**Given task**:
Each line containing the word "text" needs to be copied.

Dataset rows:
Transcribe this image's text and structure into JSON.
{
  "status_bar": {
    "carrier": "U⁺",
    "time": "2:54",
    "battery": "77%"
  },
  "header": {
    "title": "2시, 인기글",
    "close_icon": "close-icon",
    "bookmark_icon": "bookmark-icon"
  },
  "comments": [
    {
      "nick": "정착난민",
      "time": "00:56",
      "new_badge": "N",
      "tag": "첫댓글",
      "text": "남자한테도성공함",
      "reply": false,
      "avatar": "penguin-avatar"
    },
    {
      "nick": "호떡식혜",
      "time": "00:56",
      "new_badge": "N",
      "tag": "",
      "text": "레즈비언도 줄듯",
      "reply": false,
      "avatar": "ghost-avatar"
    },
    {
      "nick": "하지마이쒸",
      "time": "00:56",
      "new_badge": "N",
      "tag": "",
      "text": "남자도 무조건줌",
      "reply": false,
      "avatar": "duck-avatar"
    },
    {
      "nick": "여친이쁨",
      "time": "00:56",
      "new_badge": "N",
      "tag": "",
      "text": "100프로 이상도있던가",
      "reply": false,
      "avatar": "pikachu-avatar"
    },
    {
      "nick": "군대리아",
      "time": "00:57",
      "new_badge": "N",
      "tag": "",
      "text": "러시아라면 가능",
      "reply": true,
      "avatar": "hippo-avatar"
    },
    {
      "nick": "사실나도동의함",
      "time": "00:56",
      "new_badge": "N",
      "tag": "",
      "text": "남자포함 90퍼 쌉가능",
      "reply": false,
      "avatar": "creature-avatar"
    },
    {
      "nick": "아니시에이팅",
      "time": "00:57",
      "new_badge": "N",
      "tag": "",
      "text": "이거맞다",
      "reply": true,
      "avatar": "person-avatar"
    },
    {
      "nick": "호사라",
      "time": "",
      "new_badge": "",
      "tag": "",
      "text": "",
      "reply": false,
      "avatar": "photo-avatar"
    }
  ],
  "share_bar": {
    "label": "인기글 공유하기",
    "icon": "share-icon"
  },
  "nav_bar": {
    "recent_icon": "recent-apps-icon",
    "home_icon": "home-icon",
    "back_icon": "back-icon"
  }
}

**Written response**:
Transcribe this image's text and structure into JSON.
      "text": "남자한테도성공함",
      "text": "레즈비언도 줄듯",
      "text": "남자도 무조건줌",
      "text": "100프로 이상도있던가",
      "text": "러시아라면 가능",
      "text": "남자포함 90퍼 쌉가능",
      "text": "이거맞다",
      "text": "",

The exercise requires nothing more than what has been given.